>> Start DATA RECORDS

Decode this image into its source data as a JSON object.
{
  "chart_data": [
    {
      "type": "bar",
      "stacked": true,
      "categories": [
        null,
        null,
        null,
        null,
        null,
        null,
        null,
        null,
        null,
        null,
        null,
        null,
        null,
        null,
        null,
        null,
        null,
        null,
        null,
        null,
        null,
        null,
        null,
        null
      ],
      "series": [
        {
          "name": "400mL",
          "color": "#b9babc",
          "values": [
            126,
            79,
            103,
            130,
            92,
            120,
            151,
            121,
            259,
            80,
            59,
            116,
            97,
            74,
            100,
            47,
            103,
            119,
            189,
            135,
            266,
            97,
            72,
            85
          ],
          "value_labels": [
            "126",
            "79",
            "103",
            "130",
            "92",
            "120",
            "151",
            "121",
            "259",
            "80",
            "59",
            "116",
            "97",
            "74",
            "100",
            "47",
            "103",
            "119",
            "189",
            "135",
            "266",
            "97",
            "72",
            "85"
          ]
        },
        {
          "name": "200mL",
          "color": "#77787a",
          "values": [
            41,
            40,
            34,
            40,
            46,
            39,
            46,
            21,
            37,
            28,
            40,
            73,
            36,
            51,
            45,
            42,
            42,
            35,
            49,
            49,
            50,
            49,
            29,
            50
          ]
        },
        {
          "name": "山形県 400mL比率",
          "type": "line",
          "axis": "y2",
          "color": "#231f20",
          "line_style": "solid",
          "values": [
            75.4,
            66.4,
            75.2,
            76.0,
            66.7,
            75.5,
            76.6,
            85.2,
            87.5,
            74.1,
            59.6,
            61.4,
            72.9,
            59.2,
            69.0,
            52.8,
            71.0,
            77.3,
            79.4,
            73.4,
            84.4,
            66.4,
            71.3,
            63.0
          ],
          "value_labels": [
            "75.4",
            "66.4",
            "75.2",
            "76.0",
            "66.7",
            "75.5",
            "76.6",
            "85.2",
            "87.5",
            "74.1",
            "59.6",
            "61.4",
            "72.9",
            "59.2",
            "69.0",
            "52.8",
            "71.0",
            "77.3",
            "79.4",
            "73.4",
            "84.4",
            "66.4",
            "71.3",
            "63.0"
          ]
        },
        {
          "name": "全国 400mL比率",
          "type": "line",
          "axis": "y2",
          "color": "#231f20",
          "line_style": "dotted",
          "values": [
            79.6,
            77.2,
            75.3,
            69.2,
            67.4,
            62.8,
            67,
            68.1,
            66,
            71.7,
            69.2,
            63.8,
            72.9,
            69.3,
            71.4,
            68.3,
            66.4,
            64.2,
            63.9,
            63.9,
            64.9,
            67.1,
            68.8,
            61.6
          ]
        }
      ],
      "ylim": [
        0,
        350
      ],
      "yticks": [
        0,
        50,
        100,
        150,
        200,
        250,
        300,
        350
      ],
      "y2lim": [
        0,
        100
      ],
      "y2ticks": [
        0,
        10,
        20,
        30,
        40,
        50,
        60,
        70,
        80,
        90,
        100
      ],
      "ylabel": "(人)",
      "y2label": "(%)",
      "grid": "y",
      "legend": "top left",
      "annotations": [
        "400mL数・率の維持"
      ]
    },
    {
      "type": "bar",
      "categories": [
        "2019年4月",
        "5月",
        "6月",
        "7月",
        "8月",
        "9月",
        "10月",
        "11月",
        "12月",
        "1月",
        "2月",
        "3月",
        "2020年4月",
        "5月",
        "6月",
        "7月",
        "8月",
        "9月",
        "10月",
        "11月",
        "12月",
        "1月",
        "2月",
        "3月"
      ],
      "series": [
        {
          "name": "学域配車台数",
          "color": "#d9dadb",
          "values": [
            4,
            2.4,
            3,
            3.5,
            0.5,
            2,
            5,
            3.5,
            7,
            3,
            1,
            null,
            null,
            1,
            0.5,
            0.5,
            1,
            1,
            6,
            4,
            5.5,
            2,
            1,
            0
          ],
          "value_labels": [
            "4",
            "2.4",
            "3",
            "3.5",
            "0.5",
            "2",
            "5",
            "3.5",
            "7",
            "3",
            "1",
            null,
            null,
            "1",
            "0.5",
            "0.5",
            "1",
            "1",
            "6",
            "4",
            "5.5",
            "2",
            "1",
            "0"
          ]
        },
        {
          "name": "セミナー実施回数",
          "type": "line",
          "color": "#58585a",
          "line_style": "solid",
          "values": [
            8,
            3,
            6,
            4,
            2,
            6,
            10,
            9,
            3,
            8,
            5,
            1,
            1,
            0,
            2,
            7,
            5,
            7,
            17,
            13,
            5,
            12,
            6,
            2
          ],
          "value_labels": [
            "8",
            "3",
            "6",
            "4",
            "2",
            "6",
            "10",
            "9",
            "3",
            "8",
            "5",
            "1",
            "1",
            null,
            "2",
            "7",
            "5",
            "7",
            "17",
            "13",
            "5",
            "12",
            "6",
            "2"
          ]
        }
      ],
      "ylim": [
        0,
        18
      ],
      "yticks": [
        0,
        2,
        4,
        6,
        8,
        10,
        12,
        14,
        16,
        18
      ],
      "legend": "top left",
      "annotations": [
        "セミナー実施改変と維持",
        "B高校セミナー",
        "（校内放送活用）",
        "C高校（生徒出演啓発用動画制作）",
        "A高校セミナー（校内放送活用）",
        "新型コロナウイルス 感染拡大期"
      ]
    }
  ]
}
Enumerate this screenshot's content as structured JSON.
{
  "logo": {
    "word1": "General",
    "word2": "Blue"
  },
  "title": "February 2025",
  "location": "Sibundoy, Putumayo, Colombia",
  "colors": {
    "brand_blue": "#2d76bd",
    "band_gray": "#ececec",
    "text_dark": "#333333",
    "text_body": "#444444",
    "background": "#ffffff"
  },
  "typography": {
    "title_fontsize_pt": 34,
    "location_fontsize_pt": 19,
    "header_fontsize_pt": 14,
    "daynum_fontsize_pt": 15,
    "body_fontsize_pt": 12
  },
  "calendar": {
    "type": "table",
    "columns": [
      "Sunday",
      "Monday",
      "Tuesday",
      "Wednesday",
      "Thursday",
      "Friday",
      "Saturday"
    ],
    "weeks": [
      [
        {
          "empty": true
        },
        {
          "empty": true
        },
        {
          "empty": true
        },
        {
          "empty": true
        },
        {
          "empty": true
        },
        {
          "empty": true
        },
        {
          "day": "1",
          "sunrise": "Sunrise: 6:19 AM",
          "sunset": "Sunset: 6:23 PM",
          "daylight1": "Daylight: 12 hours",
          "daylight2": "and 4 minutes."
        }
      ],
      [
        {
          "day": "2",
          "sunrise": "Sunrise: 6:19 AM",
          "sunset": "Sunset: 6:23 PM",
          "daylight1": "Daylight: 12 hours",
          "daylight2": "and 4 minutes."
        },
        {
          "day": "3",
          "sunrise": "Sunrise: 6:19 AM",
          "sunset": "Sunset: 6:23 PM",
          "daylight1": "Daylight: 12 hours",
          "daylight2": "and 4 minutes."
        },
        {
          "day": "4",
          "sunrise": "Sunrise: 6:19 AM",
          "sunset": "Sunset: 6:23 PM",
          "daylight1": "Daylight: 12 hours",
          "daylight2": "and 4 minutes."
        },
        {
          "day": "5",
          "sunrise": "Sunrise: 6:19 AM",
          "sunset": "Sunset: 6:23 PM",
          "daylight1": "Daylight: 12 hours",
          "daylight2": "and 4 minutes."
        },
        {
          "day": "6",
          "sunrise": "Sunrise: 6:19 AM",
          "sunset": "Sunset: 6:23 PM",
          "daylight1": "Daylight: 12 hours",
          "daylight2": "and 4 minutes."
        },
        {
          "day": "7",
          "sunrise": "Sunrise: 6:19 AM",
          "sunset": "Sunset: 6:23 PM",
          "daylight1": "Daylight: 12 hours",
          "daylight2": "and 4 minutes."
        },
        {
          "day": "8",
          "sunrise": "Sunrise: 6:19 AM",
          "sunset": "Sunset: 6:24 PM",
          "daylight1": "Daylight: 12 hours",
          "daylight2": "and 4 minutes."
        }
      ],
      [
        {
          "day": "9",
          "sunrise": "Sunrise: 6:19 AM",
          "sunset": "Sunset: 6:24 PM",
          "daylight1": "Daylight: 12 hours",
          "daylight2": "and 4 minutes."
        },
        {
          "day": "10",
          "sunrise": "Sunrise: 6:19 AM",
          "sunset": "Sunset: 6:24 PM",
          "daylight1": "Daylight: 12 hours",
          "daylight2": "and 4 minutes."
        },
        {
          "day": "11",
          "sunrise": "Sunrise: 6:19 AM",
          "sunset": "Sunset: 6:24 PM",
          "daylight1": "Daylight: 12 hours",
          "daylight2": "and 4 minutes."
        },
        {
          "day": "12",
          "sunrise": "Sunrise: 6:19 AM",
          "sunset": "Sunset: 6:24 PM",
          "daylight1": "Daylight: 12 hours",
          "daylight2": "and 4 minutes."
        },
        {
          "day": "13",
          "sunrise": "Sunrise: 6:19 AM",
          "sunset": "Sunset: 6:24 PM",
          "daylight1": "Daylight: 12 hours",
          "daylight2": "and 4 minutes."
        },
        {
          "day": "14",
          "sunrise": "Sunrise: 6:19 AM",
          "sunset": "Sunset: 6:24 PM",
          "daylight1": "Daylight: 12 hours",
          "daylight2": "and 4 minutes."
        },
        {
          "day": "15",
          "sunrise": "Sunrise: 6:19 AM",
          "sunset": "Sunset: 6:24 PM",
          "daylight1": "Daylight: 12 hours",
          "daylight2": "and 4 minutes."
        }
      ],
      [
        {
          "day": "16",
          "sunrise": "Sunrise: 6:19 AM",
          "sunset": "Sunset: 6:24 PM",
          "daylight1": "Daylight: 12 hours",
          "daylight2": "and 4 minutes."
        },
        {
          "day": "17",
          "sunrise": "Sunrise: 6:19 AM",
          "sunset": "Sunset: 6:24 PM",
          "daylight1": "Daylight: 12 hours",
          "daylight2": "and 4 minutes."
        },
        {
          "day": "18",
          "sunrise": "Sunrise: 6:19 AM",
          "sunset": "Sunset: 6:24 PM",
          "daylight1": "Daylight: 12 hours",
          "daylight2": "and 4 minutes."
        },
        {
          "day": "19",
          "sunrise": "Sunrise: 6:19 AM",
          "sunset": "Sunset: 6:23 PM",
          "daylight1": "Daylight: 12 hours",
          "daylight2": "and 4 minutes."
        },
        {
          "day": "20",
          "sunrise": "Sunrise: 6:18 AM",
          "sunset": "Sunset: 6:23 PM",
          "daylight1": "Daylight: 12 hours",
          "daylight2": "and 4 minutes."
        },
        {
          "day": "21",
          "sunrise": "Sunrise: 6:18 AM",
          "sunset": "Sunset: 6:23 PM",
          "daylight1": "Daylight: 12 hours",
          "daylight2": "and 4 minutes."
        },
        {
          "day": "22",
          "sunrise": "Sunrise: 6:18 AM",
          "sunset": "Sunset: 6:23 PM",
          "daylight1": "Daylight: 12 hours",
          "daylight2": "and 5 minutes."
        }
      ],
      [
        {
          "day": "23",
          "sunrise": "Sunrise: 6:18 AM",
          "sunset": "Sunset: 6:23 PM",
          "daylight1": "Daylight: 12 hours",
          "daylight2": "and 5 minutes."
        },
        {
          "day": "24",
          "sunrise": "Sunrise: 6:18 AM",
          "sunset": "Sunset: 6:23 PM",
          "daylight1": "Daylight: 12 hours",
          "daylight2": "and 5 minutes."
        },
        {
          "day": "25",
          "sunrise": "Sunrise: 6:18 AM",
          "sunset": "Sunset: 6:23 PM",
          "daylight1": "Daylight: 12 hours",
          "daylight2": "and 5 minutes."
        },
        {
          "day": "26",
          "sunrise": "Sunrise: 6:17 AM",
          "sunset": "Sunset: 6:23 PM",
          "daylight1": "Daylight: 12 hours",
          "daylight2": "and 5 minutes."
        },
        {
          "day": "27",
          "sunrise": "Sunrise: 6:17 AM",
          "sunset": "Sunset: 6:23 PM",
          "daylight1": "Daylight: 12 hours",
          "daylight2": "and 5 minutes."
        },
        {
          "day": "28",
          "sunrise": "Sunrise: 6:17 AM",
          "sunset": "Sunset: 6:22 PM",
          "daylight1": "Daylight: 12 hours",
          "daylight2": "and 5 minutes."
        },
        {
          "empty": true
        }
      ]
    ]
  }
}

>> End DATA RECORDS

Pick out, from the lines above, every one that contains the string "JSON".

Decode this image into its source data as a JSON object.
Enumerate this screenshot's content as structured JSON.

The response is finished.